GIVEN RECORDS:

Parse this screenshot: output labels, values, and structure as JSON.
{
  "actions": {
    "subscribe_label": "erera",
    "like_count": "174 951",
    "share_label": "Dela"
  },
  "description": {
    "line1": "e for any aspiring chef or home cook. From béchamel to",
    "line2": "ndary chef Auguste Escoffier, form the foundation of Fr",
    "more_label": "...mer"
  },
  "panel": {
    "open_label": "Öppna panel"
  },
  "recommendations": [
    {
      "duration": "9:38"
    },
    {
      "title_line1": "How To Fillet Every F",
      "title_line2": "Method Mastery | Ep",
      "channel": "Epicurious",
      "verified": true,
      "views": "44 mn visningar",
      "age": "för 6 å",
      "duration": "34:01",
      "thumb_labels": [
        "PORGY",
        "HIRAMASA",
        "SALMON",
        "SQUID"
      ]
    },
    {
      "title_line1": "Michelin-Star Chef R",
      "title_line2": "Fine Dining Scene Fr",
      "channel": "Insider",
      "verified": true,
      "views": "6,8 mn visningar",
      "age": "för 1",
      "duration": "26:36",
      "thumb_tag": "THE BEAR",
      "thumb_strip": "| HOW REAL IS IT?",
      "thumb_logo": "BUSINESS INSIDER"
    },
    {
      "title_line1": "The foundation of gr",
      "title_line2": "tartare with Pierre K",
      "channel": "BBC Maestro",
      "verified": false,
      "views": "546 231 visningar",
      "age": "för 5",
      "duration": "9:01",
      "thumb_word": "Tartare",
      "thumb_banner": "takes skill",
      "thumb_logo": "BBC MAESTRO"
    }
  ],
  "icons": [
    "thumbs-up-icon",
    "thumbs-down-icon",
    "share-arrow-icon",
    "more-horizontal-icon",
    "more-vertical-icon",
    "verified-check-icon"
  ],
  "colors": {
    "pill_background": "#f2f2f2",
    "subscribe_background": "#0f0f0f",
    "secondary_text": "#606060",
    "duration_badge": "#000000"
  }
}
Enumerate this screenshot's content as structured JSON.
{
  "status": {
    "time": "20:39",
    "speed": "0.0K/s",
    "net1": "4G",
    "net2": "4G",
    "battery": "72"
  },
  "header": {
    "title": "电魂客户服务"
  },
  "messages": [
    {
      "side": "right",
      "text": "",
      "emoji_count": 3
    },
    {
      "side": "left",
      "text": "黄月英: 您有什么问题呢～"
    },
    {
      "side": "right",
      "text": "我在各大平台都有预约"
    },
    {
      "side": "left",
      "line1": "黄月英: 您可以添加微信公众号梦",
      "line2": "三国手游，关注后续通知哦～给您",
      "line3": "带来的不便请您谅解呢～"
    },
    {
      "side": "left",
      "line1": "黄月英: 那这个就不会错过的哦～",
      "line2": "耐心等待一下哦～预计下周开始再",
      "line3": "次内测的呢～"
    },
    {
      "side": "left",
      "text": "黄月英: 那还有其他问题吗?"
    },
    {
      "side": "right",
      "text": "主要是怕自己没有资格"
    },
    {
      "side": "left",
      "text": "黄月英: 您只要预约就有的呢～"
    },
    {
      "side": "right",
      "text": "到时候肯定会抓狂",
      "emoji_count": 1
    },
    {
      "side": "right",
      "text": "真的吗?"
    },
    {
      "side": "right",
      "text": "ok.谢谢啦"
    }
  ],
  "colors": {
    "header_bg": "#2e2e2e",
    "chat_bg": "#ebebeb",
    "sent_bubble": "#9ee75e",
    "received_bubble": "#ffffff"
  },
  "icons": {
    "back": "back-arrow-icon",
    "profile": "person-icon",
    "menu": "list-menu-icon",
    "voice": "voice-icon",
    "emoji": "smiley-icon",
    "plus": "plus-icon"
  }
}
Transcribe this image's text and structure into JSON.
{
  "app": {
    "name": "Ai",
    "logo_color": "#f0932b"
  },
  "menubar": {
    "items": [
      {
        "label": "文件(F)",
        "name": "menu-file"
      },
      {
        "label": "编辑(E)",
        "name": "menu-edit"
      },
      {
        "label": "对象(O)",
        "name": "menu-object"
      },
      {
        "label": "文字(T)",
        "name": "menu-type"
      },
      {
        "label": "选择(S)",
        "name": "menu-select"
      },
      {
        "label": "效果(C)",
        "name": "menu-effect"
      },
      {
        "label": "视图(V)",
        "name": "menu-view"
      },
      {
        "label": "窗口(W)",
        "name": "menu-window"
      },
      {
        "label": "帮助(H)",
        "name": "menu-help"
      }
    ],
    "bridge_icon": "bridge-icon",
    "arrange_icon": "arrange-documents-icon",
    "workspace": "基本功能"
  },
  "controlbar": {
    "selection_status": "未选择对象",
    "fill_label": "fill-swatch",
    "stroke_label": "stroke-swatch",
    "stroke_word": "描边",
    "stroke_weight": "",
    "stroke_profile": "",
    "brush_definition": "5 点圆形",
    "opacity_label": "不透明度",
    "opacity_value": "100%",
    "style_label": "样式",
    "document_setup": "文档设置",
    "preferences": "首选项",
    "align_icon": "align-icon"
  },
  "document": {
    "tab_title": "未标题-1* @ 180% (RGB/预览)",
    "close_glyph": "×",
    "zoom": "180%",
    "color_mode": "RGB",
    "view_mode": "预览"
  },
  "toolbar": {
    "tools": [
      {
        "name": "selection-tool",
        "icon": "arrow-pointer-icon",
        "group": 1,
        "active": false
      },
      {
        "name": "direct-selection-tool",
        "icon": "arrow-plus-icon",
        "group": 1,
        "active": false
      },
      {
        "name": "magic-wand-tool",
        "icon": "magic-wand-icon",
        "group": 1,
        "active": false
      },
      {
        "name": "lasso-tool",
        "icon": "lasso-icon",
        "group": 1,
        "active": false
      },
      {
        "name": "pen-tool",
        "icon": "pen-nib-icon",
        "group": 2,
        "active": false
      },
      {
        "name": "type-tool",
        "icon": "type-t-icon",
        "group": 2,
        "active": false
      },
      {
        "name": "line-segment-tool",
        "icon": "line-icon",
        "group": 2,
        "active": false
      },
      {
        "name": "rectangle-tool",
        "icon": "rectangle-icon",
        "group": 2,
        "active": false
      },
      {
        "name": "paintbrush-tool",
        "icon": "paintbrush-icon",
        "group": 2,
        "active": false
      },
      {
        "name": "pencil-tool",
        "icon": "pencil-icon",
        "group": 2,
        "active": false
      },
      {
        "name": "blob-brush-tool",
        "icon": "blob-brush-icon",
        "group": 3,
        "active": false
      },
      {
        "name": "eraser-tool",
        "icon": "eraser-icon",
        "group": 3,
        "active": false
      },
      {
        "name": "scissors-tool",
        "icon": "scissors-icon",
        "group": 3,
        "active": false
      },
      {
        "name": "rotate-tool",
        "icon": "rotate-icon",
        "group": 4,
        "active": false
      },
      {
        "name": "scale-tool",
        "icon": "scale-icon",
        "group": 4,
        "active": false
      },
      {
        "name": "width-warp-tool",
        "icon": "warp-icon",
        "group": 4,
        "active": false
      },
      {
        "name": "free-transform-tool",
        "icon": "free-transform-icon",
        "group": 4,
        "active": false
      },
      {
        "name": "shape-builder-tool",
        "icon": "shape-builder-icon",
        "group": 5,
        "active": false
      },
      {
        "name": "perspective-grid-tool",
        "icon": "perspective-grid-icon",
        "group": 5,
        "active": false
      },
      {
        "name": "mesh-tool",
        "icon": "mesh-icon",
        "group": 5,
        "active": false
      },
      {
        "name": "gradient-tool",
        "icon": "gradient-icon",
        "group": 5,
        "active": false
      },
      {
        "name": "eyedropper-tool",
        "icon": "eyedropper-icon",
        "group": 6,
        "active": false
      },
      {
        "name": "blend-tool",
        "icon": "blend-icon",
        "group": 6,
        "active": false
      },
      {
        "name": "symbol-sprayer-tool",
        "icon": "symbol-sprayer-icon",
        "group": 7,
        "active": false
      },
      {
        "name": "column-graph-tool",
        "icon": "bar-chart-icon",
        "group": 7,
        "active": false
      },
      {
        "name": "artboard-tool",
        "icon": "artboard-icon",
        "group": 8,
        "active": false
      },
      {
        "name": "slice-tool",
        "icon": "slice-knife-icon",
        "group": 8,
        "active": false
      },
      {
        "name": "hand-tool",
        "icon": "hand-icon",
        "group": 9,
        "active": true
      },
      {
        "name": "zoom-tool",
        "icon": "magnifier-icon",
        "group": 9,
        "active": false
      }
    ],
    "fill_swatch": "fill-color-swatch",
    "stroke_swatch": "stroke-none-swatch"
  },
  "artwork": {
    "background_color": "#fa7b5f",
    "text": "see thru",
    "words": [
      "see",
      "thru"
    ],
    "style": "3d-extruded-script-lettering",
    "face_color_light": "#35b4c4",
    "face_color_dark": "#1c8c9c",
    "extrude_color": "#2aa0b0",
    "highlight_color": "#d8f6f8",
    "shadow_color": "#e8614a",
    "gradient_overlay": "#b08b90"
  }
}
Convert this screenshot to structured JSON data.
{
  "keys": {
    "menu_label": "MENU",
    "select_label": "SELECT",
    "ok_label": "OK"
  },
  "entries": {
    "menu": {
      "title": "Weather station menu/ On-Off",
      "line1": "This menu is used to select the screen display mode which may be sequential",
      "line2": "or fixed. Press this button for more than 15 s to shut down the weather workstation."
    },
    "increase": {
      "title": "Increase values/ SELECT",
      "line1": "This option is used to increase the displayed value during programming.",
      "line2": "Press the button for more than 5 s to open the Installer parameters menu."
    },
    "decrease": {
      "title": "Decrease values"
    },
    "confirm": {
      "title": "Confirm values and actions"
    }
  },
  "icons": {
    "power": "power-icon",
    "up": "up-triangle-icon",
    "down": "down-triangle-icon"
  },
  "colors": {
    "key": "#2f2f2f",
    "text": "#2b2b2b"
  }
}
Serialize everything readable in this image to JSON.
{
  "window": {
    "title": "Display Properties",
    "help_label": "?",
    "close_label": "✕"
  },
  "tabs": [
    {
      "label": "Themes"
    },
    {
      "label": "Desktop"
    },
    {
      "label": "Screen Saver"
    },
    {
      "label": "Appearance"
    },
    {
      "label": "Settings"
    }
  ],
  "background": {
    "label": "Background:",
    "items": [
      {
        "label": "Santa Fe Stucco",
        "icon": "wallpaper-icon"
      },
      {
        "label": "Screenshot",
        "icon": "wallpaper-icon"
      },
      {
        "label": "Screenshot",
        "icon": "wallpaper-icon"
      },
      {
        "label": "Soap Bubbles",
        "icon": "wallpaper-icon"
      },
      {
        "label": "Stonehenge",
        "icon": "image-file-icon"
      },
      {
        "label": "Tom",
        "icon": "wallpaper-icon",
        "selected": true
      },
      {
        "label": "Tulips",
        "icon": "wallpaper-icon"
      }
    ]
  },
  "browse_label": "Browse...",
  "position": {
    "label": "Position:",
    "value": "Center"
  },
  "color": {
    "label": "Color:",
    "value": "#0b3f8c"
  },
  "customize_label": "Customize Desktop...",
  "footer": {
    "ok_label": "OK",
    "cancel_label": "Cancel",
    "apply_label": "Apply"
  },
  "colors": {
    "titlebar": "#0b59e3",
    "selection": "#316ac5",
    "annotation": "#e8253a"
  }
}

WHAT YOU ARE ASKED TO DO: Copy all lines above containing the string "values".

OUTPUT OF THE EXERCISE:
Parse this screenshot: output labels, values, and structure as JSON.
      "title": "Increase values/ SELECT",
      "title": "Decrease values"
      "title": "Confirm values and actions"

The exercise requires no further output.